--- Begin STORED DATA ---
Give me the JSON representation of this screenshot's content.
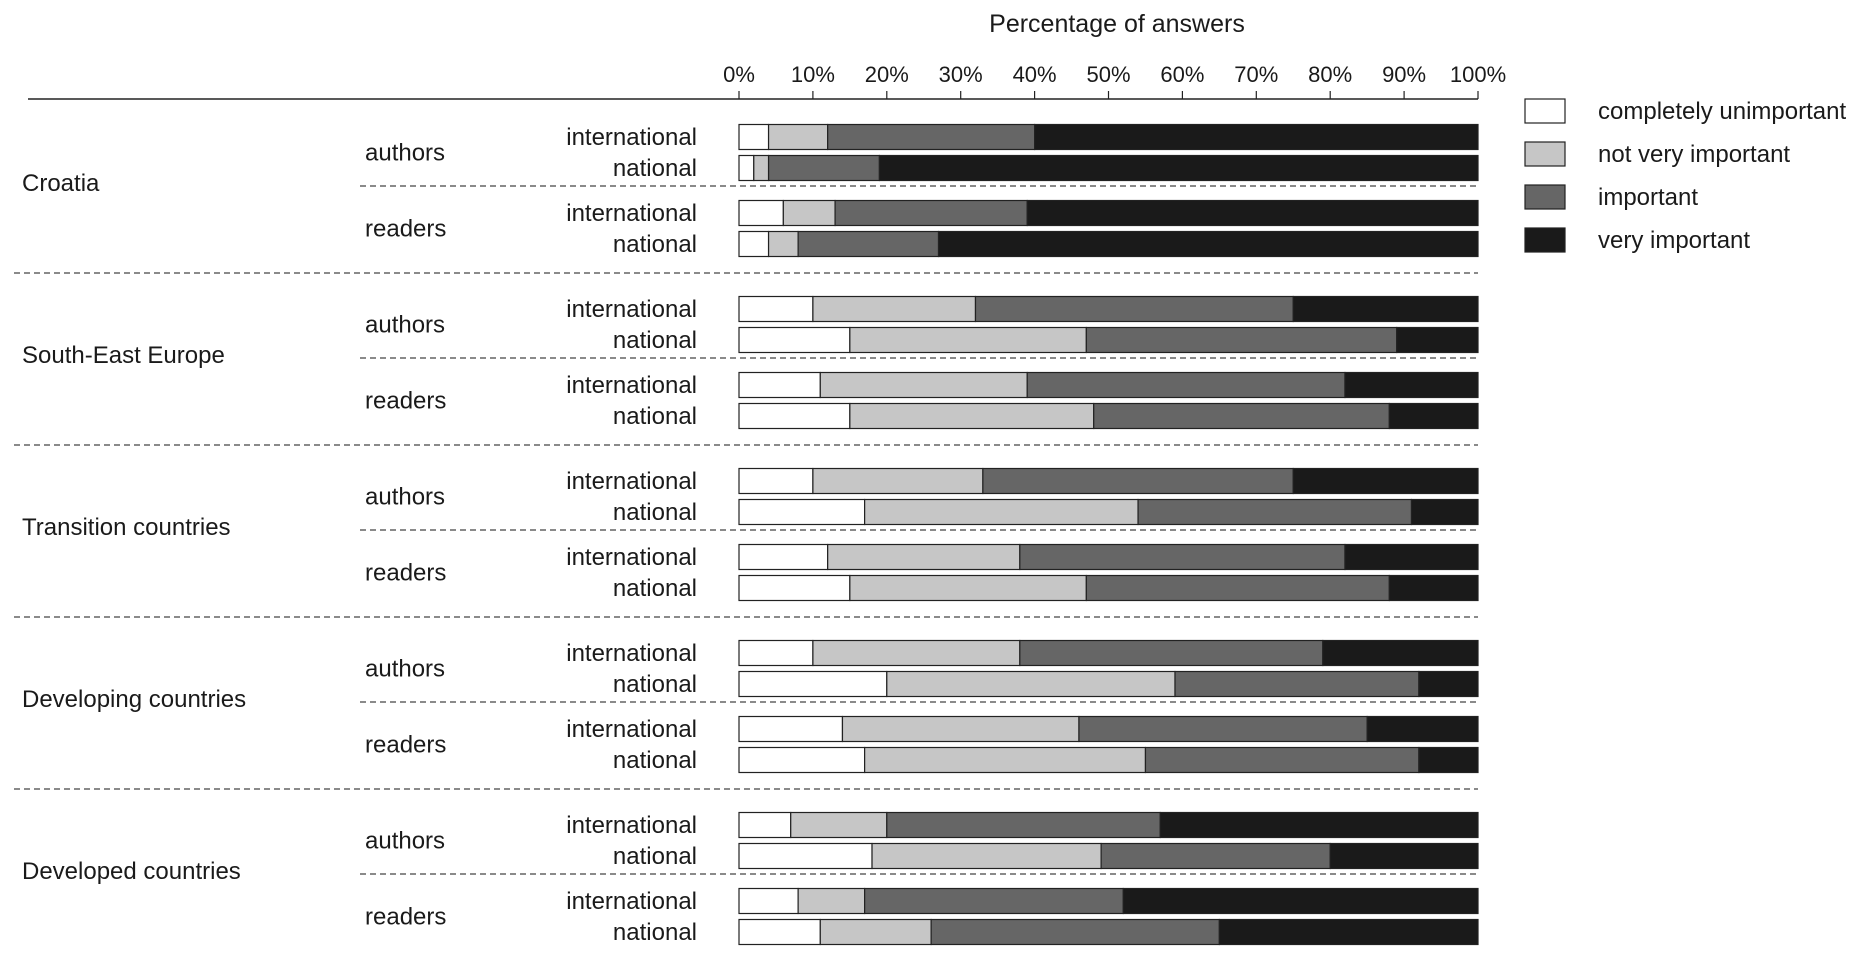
{
  "chart_data": {
    "type": "bar",
    "stacked": true,
    "orientation": "horizontal",
    "title": "Percentage of answers",
    "x_ticks": [
      "0%",
      "10%",
      "20%",
      "30%",
      "40%",
      "50%",
      "60%",
      "70%",
      "80%",
      "90%",
      "100%"
    ],
    "xlim": [
      0,
      100
    ],
    "legend_position": "top-right",
    "series": [
      {
        "name": "completely unimportant",
        "color": "#ffffff"
      },
      {
        "name": "not very important",
        "color": "#c6c6c6"
      },
      {
        "name": "important",
        "color": "#666666"
      },
      {
        "name": "very important",
        "color": "#1a1a1a"
      }
    ],
    "groups": [
      {
        "name": "Croatia",
        "subgroups": [
          {
            "name": "authors",
            "rows": [
              {
                "label": "international",
                "values": [
                  4,
                  8,
                  28,
                  60
                ]
              },
              {
                "label": "national",
                "values": [
                  2,
                  2,
                  15,
                  81
                ]
              }
            ]
          },
          {
            "label_note": "",
            "name": "readers",
            "rows": [
              {
                "label": "international",
                "values": [
                  6,
                  7,
                  26,
                  61
                ]
              },
              {
                "label": "national",
                "values": [
                  4,
                  4,
                  19,
                  73
                ]
              }
            ]
          }
        ]
      },
      {
        "name": "South-East Europe",
        "subgroups": [
          {
            "name": "authors",
            "rows": [
              {
                "label": "international",
                "values": [
                  10,
                  22,
                  43,
                  25
                ]
              },
              {
                "label": "national",
                "values": [
                  15,
                  32,
                  42,
                  11
                ]
              }
            ]
          },
          {
            "name": "readers",
            "rows": [
              {
                "label": "international",
                "values": [
                  11,
                  28,
                  43,
                  18
                ]
              },
              {
                "label": "national",
                "values": [
                  15,
                  33,
                  40,
                  12
                ]
              }
            ]
          }
        ]
      },
      {
        "name": "Transition countries",
        "subgroups": [
          {
            "name": "authors",
            "rows": [
              {
                "label": "international",
                "values": [
                  10,
                  23,
                  42,
                  25
                ]
              },
              {
                "label": "national",
                "values": [
                  17,
                  37,
                  37,
                  9
                ]
              }
            ]
          },
          {
            "name": "readers",
            "rows": [
              {
                "label": "international",
                "values": [
                  12,
                  26,
                  44,
                  18
                ]
              },
              {
                "label": "national",
                "values": [
                  15,
                  32,
                  41,
                  12
                ]
              }
            ]
          }
        ]
      },
      {
        "name": "Developing countries",
        "subgroups": [
          {
            "name": "authors",
            "rows": [
              {
                "label": "international",
                "values": [
                  10,
                  28,
                  41,
                  21
                ]
              },
              {
                "label": "national",
                "values": [
                  20,
                  39,
                  33,
                  8
                ]
              }
            ]
          },
          {
            "name": "readers",
            "rows": [
              {
                "label": "international",
                "values": [
                  14,
                  32,
                  39,
                  15
                ]
              },
              {
                "label": "national",
                "values": [
                  17,
                  38,
                  37,
                  8
                ]
              }
            ]
          }
        ]
      },
      {
        "name": "Developed countries",
        "subgroups": [
          {
            "name": "authors",
            "rows": [
              {
                "label": "international",
                "values": [
                  7,
                  13,
                  37,
                  43
                ]
              },
              {
                "label": "national",
                "values": [
                  18,
                  31,
                  31,
                  20
                ]
              }
            ]
          },
          {
            "name": "readers",
            "rows": [
              {
                "label": "international",
                "values": [
                  8,
                  9,
                  35,
                  48
                ]
              },
              {
                "label": "national",
                "values": [
                  11,
                  15,
                  39,
                  35
                ]
              }
            ]
          }
        ]
      }
    ]
  }
}
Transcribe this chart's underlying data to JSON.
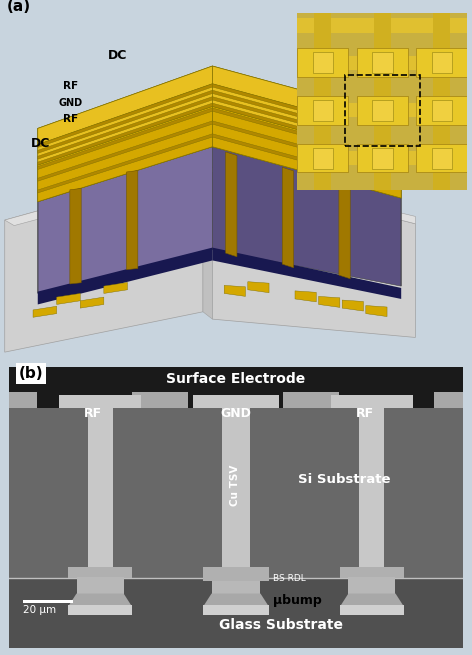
{
  "fig_width": 4.72,
  "fig_height": 6.55,
  "dpi": 100,
  "bg_color": "#c8d4de",
  "gold_bright": "#E8C020",
  "gold_mid": "#D4A800",
  "gold_dark": "#B08800",
  "gold_edge": "#807000",
  "purple_top": "#6B5F90",
  "purple_side_l": "#7A6EA0",
  "purple_side_r": "#5A5080",
  "gray_base": "#D0D0D0",
  "gray_base_side": "#B8B8B8",
  "blue_strip": "#181850",
  "tsv_gold": "#A87800",
  "si_bg": "#686868",
  "si_darker": "#585858",
  "dark_top": "#1e1e1e",
  "surf_bar": "#B0B0B0",
  "pillar_light": "#B8B8B8",
  "pillar_lighter": "#C8C8C8",
  "glass_bg": "#585858",
  "bump_light": "#C0C0C0",
  "bump_lighter": "#D0D0D0",
  "inset_bg": "#c8b050",
  "panel_a_label": "(a)",
  "panel_b_label": "(b)",
  "surface_electrode_label": "Surface Electrode",
  "rf_label": "RF",
  "gnd_label": "GND",
  "cu_tsv_label": "Cu TSV",
  "si_substrate_label": "Si Substrate",
  "bs_rdl_label": "BS RDL",
  "ubump_label": "μbump",
  "glass_substrate_label": "Glass Substrate",
  "scale_bar_label": "20 μm",
  "dc_label": "DC",
  "dc_label2": "DC"
}
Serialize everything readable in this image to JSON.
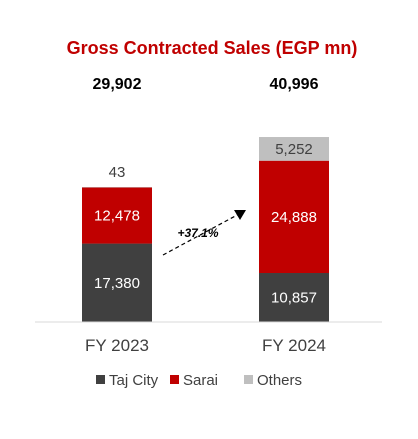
{
  "chart_data": {
    "type": "bar",
    "stacked": true,
    "title": "Gross Contracted Sales (EGP mn)",
    "categories": [
      "FY 2023",
      "FY 2024"
    ],
    "totals": [
      "29,902",
      "40,996"
    ],
    "series": [
      {
        "name": "Taj City",
        "values": [
          17380,
          10857
        ],
        "labels": [
          "17,380",
          "10,857"
        ],
        "color": "#404040"
      },
      {
        "name": "Sarai",
        "values": [
          12478,
          24888
        ],
        "labels": [
          "12,478",
          "24,888"
        ],
        "color": "#c00000"
      },
      {
        "name": "Others",
        "values": [
          43,
          5252
        ],
        "labels": [
          "43",
          "5,252"
        ],
        "color": "#bfbfbf"
      }
    ],
    "annotation": "+37.1%",
    "legend_position": "bottom",
    "grid": false,
    "title_color": "#c00000"
  }
}
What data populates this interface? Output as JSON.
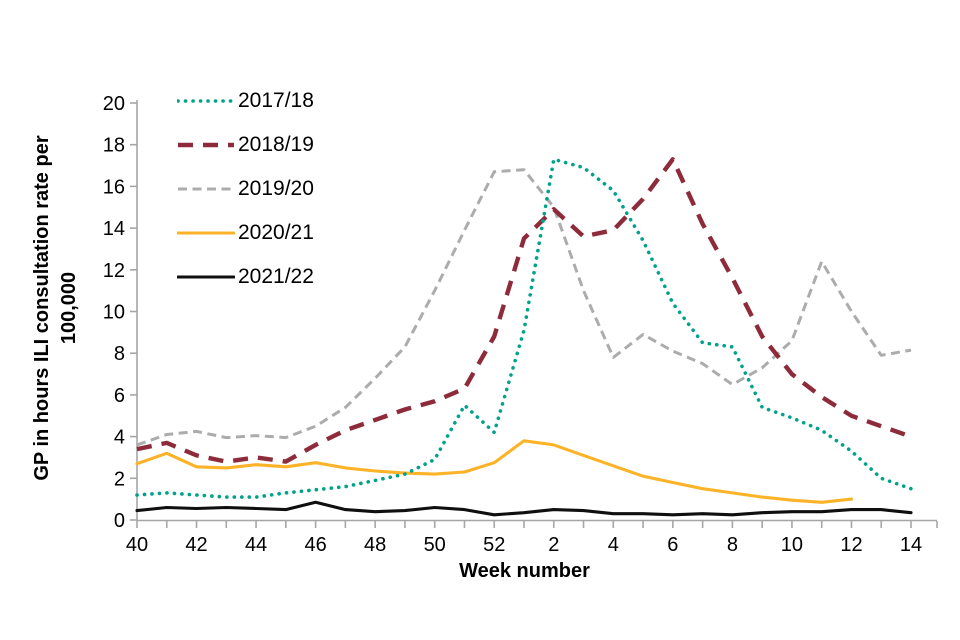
{
  "chart_data": {
    "type": "line",
    "title": "",
    "xlabel": "Week number",
    "ylabel": "GP in hours ILI consultation rate per 100,000",
    "ylabel_lines": [
      "GP in hours ILI consultation rate per",
      "100,000"
    ],
    "ylim": [
      0,
      20
    ],
    "y_ticks": [
      0,
      2,
      4,
      6,
      8,
      10,
      12,
      14,
      16,
      18,
      20
    ],
    "weeks": [
      "40",
      "41",
      "42",
      "43",
      "44",
      "45",
      "46",
      "47",
      "48",
      "49",
      "50",
      "51",
      "52",
      "1",
      "2",
      "3",
      "4",
      "5",
      "6",
      "7",
      "8",
      "9",
      "10",
      "11",
      "12",
      "13",
      "14"
    ],
    "x_tick_labels": [
      "40",
      "42",
      "44",
      "46",
      "48",
      "50",
      "52",
      "2",
      "4",
      "6",
      "8",
      "10",
      "12",
      "14"
    ],
    "grid": false,
    "legend_position": "top-left-inside",
    "axis_color": "#a6a6a6",
    "text_color": "#000000",
    "series": [
      {
        "name": "2017/18",
        "color": "#00a28a",
        "style": "dotted",
        "values": [
          1.2,
          1.3,
          1.2,
          1.1,
          1.1,
          1.3,
          1.45,
          1.6,
          1.9,
          2.2,
          2.9,
          5.5,
          4.2,
          9.1,
          17.3,
          16.9,
          15.8,
          13.4,
          10.4,
          8.5,
          8.3,
          5.4,
          4.9,
          4.3,
          3.3,
          2.0,
          1.5
        ]
      },
      {
        "name": "2018/19",
        "color": "#8e2b3b",
        "style": "dashed-long",
        "values": [
          3.4,
          3.7,
          3.1,
          2.8,
          3.0,
          2.8,
          3.6,
          4.3,
          4.8,
          5.3,
          5.7,
          6.3,
          8.8,
          13.5,
          14.9,
          13.6,
          13.9,
          15.4,
          17.3,
          14.2,
          11.6,
          8.8,
          7.0,
          5.9,
          5.0,
          4.5,
          4.0
        ]
      },
      {
        "name": "2019/20",
        "color": "#acacac",
        "style": "dashed",
        "values": [
          3.6,
          4.1,
          4.25,
          3.95,
          4.05,
          3.95,
          4.5,
          5.4,
          6.8,
          8.3,
          11.0,
          13.9,
          16.7,
          16.8,
          15.0,
          11.0,
          7.8,
          8.9,
          8.1,
          7.5,
          6.5,
          7.3,
          8.6,
          12.4,
          10.0,
          7.9,
          8.15
        ]
      },
      {
        "name": "2020/21",
        "color": "#fcb328",
        "style": "solid",
        "values": [
          2.7,
          3.2,
          2.55,
          2.5,
          2.65,
          2.55,
          2.75,
          2.5,
          2.35,
          2.25,
          2.2,
          2.3,
          2.75,
          3.8,
          3.6,
          3.1,
          2.6,
          2.1,
          1.8,
          1.5,
          1.3,
          1.1,
          0.95,
          0.85,
          1.0,
          null,
          null
        ]
      },
      {
        "name": "2021/22",
        "color": "#0f0f0f",
        "style": "solid",
        "values": [
          0.45,
          0.6,
          0.55,
          0.6,
          0.55,
          0.5,
          0.85,
          0.5,
          0.4,
          0.45,
          0.6,
          0.5,
          0.25,
          0.35,
          0.5,
          0.45,
          0.3,
          0.3,
          0.25,
          0.3,
          0.25,
          0.35,
          0.4,
          0.4,
          0.5,
          0.5,
          0.35
        ]
      }
    ]
  }
}
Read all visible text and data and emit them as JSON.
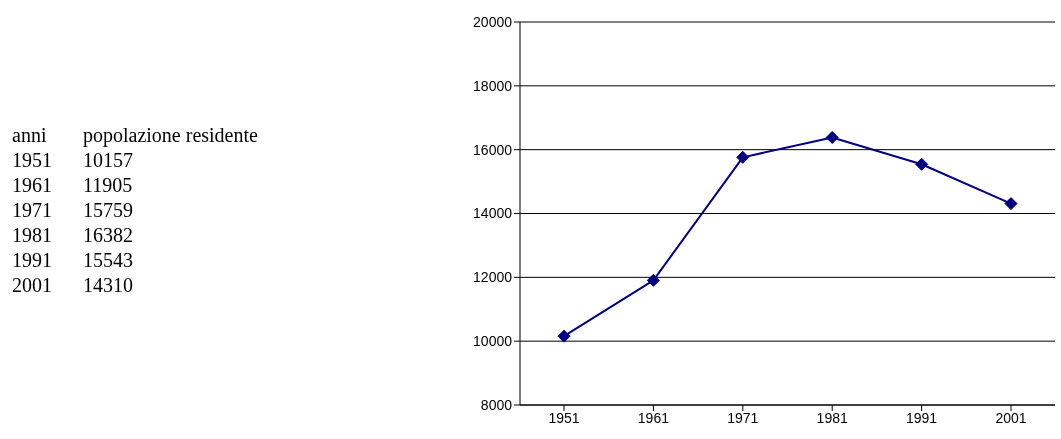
{
  "chart_data": {
    "type": "line",
    "annotations": [
      "anni",
      "popolazione residente",
      "1951",
      "10157",
      "1961",
      "11905",
      "1971",
      "15759",
      "1981",
      "16382",
      "1991",
      "15543",
      "2001",
      "14310"
    ],
    "categories": [
      "1951",
      "1961",
      "1971",
      "1981",
      "1991",
      "2001"
    ],
    "series": [
      {
        "color": "#000080",
        "values": [
          10157,
          11905,
          15759,
          16382,
          15543,
          14310
        ]
      }
    ],
    "ylim": [
      8000,
      20000
    ],
    "yticks": [
      8000,
      10000,
      12000,
      14000,
      16000,
      18000,
      20000
    ],
    "grid": "y",
    "marker": "diamond"
  }
}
--- End STORED DATA ---
◆ PROBLEM TO WORK ON
Copy each line above that contains the string "style".

◆ TASK SOLUTION
        "style": "dotted",
        "style": "dashed-long",
        "style": "dashed",
        "style": "solid",
        "style": "solid",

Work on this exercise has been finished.